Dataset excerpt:
>> START
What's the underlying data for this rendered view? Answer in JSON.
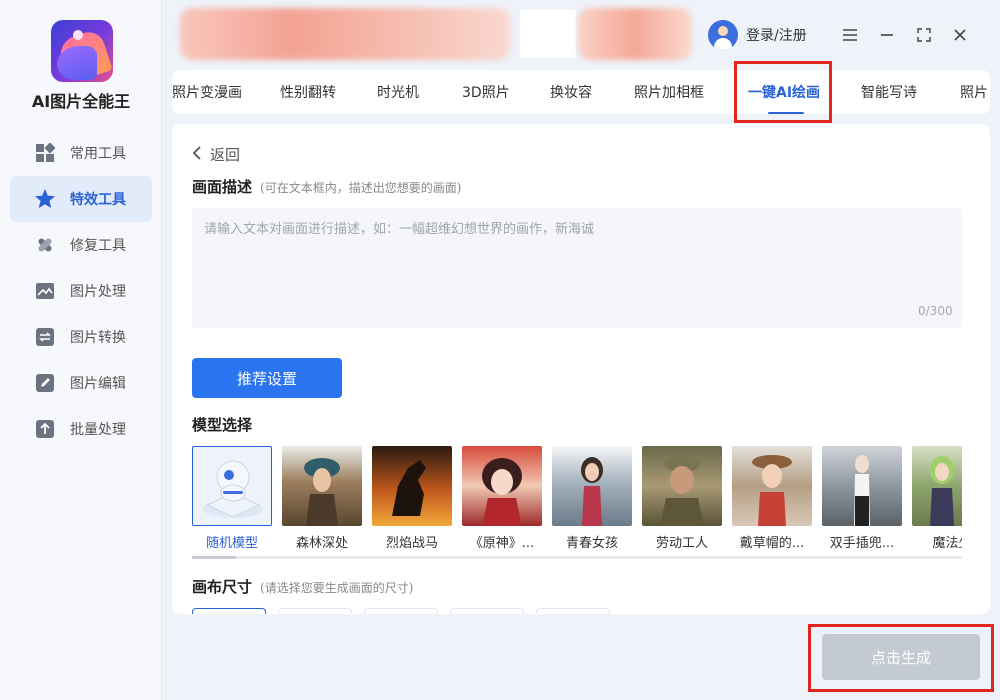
{
  "app": {
    "name": "AI图片全能王"
  },
  "sidebar": {
    "items": [
      {
        "label": "常用工具",
        "icon": "grid-icon",
        "active": false
      },
      {
        "label": "特效工具",
        "icon": "star-icon",
        "active": true
      },
      {
        "label": "修复工具",
        "icon": "bandage-icon",
        "active": false
      },
      {
        "label": "图片处理",
        "icon": "image-icon",
        "active": false
      },
      {
        "label": "图片转换",
        "icon": "convert-icon",
        "active": false
      },
      {
        "label": "图片编辑",
        "icon": "edit-icon",
        "active": false
      },
      {
        "label": "批量处理",
        "icon": "upload-icon",
        "active": false
      }
    ]
  },
  "header": {
    "login_label": "登录/注册"
  },
  "tabs": [
    {
      "label": "照片变漫画"
    },
    {
      "label": "性别翻转"
    },
    {
      "label": "时光机"
    },
    {
      "label": "3D照片"
    },
    {
      "label": "换妆容"
    },
    {
      "label": "照片加相框"
    },
    {
      "label": "一键AI绘画"
    },
    {
      "label": "智能写诗"
    },
    {
      "label": "照片"
    }
  ],
  "main": {
    "back_label": "返回",
    "description": {
      "title": "画面描述",
      "hint": "(可在文本框内，描述出您想要的画面)",
      "placeholder": "请输入文本对画面进行描述，如：一幅超维幻想世界的画作，新海诚",
      "counter": "0/300"
    },
    "recommend_button": "推荐设置",
    "model_section": {
      "title": "模型选择",
      "models": [
        {
          "label": "随机模型",
          "selected": true
        },
        {
          "label": "森林深处"
        },
        {
          "label": "烈焰战马"
        },
        {
          "label": "《原神》..."
        },
        {
          "label": "青春女孩"
        },
        {
          "label": "劳动工人"
        },
        {
          "label": "戴草帽的..."
        },
        {
          "label": "双手插兜..."
        },
        {
          "label": "魔法少"
        }
      ]
    },
    "canvas_section": {
      "title": "画布尺寸",
      "hint": "(请选择您要生成画面的尺寸)"
    }
  },
  "footer": {
    "generate_button": "点击生成"
  },
  "colors": {
    "accent": "#2a62d8",
    "primary_button": "#2a74f0",
    "disabled_button": "#c4cad3",
    "highlight_box": "#e0261f"
  }
}
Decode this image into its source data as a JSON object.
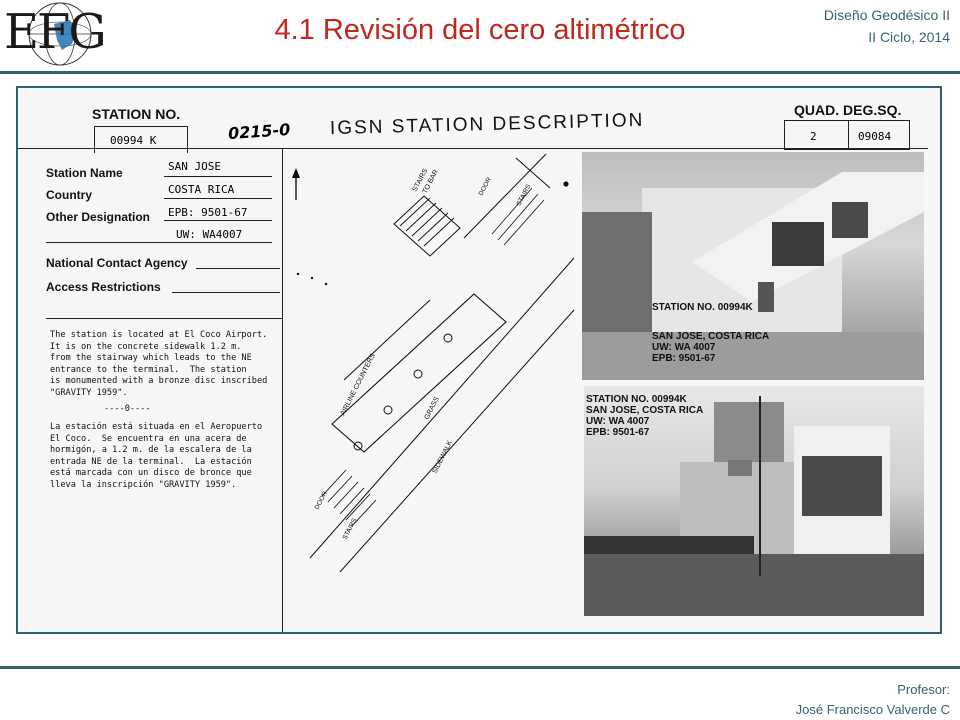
{
  "header": {
    "title": "4.1 Revisión del cero altimétrico",
    "course_line1": "Diseño Geodésico II",
    "course_line2": "II Ciclo, 2014",
    "logo_text": "EFG"
  },
  "footer": {
    "line1": "Profesor:",
    "line2": "José Francisco Valverde C"
  },
  "sheet": {
    "station_no_label": "STATION NO.",
    "station_no_value": "00994 K",
    "handwritten_code": "0215-0",
    "sheet_title": "IGSN STATION DESCRIPTION",
    "quad_label": "QUAD. DEG.SQ.",
    "quad_value": "2",
    "deg_value": "09084",
    "fields": [
      {
        "label": "Station Name",
        "value": "SAN JOSE"
      },
      {
        "label": "Country",
        "value": "COSTA RICA"
      },
      {
        "label": "Other Designation",
        "value": "EPB: 9501-67"
      },
      {
        "label": "",
        "value": "UW: WA4007"
      },
      {
        "label": "National Contact Agency",
        "value": ""
      },
      {
        "label": "Access Restrictions",
        "value": ""
      }
    ],
    "description_en": [
      "The station is located at El Coco Airport.",
      "It is on the concrete sidewalk 1.2 m.",
      "from the stairway which leads to the NE",
      "entrance to the terminal.  The station",
      "is monumented with a bronze disc inscribed",
      "\"GRAVITY 1959\"."
    ],
    "separator": "----0----",
    "description_es": [
      "La estación está situada en el Aeropuerto",
      "El Coco.  Se encuentra en una acera de",
      "hormigón, a 1.2 m. de la escalera de la",
      "entrada NE de la terminal.  La estación",
      "está marcada con un disco de bronce que",
      "lleva la inscripción \"GRAVITY 1959\"."
    ],
    "sketch": {
      "north": "N",
      "stairs_to_bar": [
        "STAIRS",
        "TO BAR"
      ],
      "door_top": "DOOR",
      "stairs_top": "STAIRS",
      "airline_counters": "AIRLINE COUNTERS",
      "grass": "GRASS",
      "sidewalk": "SIDEWALK",
      "door_bottom": "DOOR",
      "stairs_bottom": "STAIRS"
    },
    "photo_top_caption": [
      "STATION NO. 00994K",
      "SAN JOSE, COSTA RICA",
      "UW: WA 4007",
      "EPB: 9501-67"
    ],
    "photo_bottom_caption": [
      "STATION NO. 00994K",
      "SAN JOSE, COSTA RICA",
      "UW: WA 4007",
      "EPB: 9501-67"
    ]
  }
}
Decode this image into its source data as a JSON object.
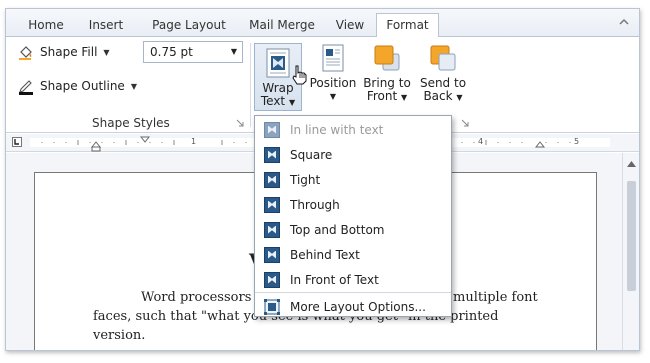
{
  "tabs": [
    {
      "label": "Home",
      "active": false
    },
    {
      "label": "Insert",
      "active": false
    },
    {
      "label": "Page Layout",
      "active": false
    },
    {
      "label": "Mail Merge",
      "active": false
    },
    {
      "label": "View",
      "active": false
    },
    {
      "label": "Format",
      "active": true
    }
  ],
  "ribbon": {
    "shape_fill_label": "Shape Fill",
    "shape_outline_label": "Shape Outline",
    "outline_width_value": "0.75 pt",
    "group_label": "Shape Styles",
    "wrap_text_line1": "Wrap",
    "wrap_text_line2": "Text",
    "position_label": "Position",
    "bring_line1": "Bring to",
    "bring_line2": "Front",
    "send_line1": "Send to",
    "send_line2": "Back"
  },
  "ruler": {
    "marks": [
      "1",
      "4",
      "5"
    ]
  },
  "document": {
    "heading_fragment": "V",
    "line1_left": "Word processors",
    "line1_right": "multiple font",
    "line2_left": "faces, such that \"what you see is what you get\" in the printed",
    "line3": "version."
  },
  "wrap_menu": {
    "items": [
      {
        "label": "In line with text",
        "disabled": true,
        "icon": "wrap-inline-icon"
      },
      {
        "label": "Square",
        "disabled": false,
        "icon": "wrap-square-icon"
      },
      {
        "label": "Tight",
        "disabled": false,
        "icon": "wrap-tight-icon"
      },
      {
        "label": "Through",
        "disabled": false,
        "icon": "wrap-through-icon"
      },
      {
        "label": "Top and Bottom",
        "disabled": false,
        "icon": "wrap-top-bottom-icon"
      },
      {
        "label": "Behind Text",
        "disabled": false,
        "icon": "wrap-behind-icon"
      },
      {
        "label": "In Front of Text",
        "disabled": false,
        "icon": "wrap-front-icon"
      }
    ],
    "more_label": "More Layout Options..."
  },
  "colors": {
    "accent": "#2a5a8a",
    "orange": "#f4a62a",
    "border": "#b9c5d4"
  }
}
>> END
### [EXERCISE REQUIREMENTS]
Each record above is to be restated exactly, with its pictures removed from the copy.

### [FINAL RESULT]
What's the underlying data for this rendered view? Answer in JSON.
{
  "app": {
    "name": "AI图片全能王"
  },
  "sidebar": {
    "items": [
      {
        "label": "常用工具",
        "icon": "grid-icon",
        "active": false
      },
      {
        "label": "特效工具",
        "icon": "star-icon",
        "active": true
      },
      {
        "label": "修复工具",
        "icon": "bandage-icon",
        "active": false
      },
      {
        "label": "图片处理",
        "icon": "image-icon",
        "active": false
      },
      {
        "label": "图片转换",
        "icon": "convert-icon",
        "active": false
      },
      {
        "label": "图片编辑",
        "icon": "edit-icon",
        "active": false
      },
      {
        "label": "批量处理",
        "icon": "upload-icon",
        "active": false
      }
    ]
  },
  "header": {
    "login_label": "登录/注册"
  },
  "tabs": [
    {
      "label": "照片变漫画"
    },
    {
      "label": "性别翻转"
    },
    {
      "label": "时光机"
    },
    {
      "label": "3D照片"
    },
    {
      "label": "换妆容"
    },
    {
      "label": "照片加相框"
    },
    {
      "label": "一键AI绘画"
    },
    {
      "label": "智能写诗"
    },
    {
      "label": "照片"
    }
  ],
  "main": {
    "back_label": "返回",
    "description": {
      "title": "画面描述",
      "hint": "(可在文本框内，描述出您想要的画面)",
      "placeholder": "请输入文本对画面进行描述，如：一幅超维幻想世界的画作，新海诚",
      "counter": "0/300"
    },
    "recommend_button": "推荐设置",
    "model_section": {
      "title": "模型选择",
      "models": [
        {
          "label": "随机模型",
          "selected": true
        },
        {
          "label": "森林深处"
        },
        {
          "label": "烈焰战马"
        },
        {
          "label": "《原神》..."
        },
        {
          "label": "青春女孩"
        },
        {
          "label": "劳动工人"
        },
        {
          "label": "戴草帽的..."
        },
        {
          "label": "双手插兜..."
        },
        {
          "label": "魔法少"
        }
      ]
    },
    "canvas_section": {
      "title": "画布尺寸",
      "hint": "(请选择您要生成画面的尺寸)"
    }
  },
  "footer": {
    "generate_button": "点击生成"
  },
  "colors": {
    "accent": "#2a62d8",
    "primary_button": "#2a74f0",
    "disabled_button": "#c4cad3",
    "highlight_box": "#e0261f"
  }
}
Decode this image into its source data as a JSON object.
{
  "header": {
    "title": "4.1 Revisión del cero altimétrico",
    "course_line1": "Diseño Geodésico II",
    "course_line2": "II Ciclo, 2014",
    "logo_text": "EFG"
  },
  "footer": {
    "line1": "Profesor:",
    "line2": "José Francisco Valverde C"
  },
  "sheet": {
    "station_no_label": "STATION NO.",
    "station_no_value": "00994 K",
    "handwritten_code": "0215-0",
    "sheet_title": "IGSN STATION DESCRIPTION",
    "quad_label": "QUAD. DEG.SQ.",
    "quad_value": "2",
    "deg_value": "09084",
    "fields": [
      {
        "label": "Station Name",
        "value": "SAN JOSE"
      },
      {
        "label": "Country",
        "value": "COSTA RICA"
      },
      {
        "label": "Other Designation",
        "value": "EPB: 9501-67"
      },
      {
        "label": "",
        "value": "UW: WA4007"
      },
      {
        "label": "National Contact Agency",
        "value": ""
      },
      {
        "label": "Access Restrictions",
        "value": ""
      }
    ],
    "description_en": [
      "The station is located at El Coco Airport.",
      "It is on the concrete sidewalk 1.2 m.",
      "from the stairway which leads to the NE",
      "entrance to the terminal.  The station",
      "is monumented with a bronze disc inscribed",
      "\"GRAVITY 1959\"."
    ],
    "separator": "----0----",
    "description_es": [
      "La estación está situada en el Aeropuerto",
      "El Coco.  Se encuentra en una acera de",
      "hormigón, a 1.2 m. de la escalera de la",
      "entrada NE de la terminal.  La estación",
      "está marcada con un disco de bronce que",
      "lleva la inscripción \"GRAVITY 1959\"."
    ],
    "sketch": {
      "north": "N",
      "stairs_to_bar": [
        "STAIRS",
        "TO BAR"
      ],
      "door_top": "DOOR",
      "stairs_top": "STAIRS",
      "airline_counters": "AIRLINE COUNTERS",
      "grass": "GRASS",
      "sidewalk": "SIDEWALK",
      "door_bottom": "DOOR",
      "stairs_bottom": "STAIRS"
    },
    "photo_top_caption": [
      "STATION NO. 00994K",
      "SAN JOSE, COSTA RICA",
      "UW: WA 4007",
      "EPB: 9501-67"
    ],
    "photo_bottom_caption": [
      "STATION NO. 00994K",
      "SAN JOSE, COSTA RICA",
      "UW: WA 4007",
      "EPB: 9501-67"
    ]
  }
}
Decode this image into its source data as a JSON object.
{
  "tabs": [
    {
      "label": "Home",
      "active": false
    },
    {
      "label": "Insert",
      "active": false
    },
    {
      "label": "Page Layout",
      "active": false
    },
    {
      "label": "Mail Merge",
      "active": false
    },
    {
      "label": "View",
      "active": false
    },
    {
      "label": "Format",
      "active": true
    }
  ],
  "ribbon": {
    "shape_fill_label": "Shape Fill",
    "shape_outline_label": "Shape Outline",
    "outline_width_value": "0.75 pt",
    "group_label": "Shape Styles",
    "wrap_text_line1": "Wrap",
    "wrap_text_line2": "Text",
    "position_label": "Position",
    "bring_line1": "Bring to",
    "bring_line2": "Front",
    "send_line1": "Send to",
    "send_line2": "Back"
  },
  "ruler": {
    "marks": [
      "1",
      "4",
      "5"
    ]
  },
  "document": {
    "heading_fragment": "V",
    "line1_left": "Word processors",
    "line1_right": "multiple font",
    "line2_left": "faces, such that \"what you see is what you get\" in the printed",
    "line3": "version."
  },
  "wrap_menu": {
    "items": [
      {
        "label": "In line with text",
        "disabled": true,
        "icon": "wrap-inline-icon"
      },
      {
        "label": "Square",
        "disabled": false,
        "icon": "wrap-square-icon"
      },
      {
        "label": "Tight",
        "disabled": false,
        "icon": "wrap-tight-icon"
      },
      {
        "label": "Through",
        "disabled": false,
        "icon": "wrap-through-icon"
      },
      {
        "label": "Top and Bottom",
        "disabled": false,
        "icon": "wrap-top-bottom-icon"
      },
      {
        "label": "Behind Text",
        "disabled": false,
        "icon": "wrap-behind-icon"
      },
      {
        "label": "In Front of Text",
        "disabled": false,
        "icon": "wrap-front-icon"
      }
    ],
    "more_label": "More Layout Options..."
  },
  "colors": {
    "accent": "#2a5a8a",
    "orange": "#f4a62a",
    "border": "#b9c5d4"
  }
}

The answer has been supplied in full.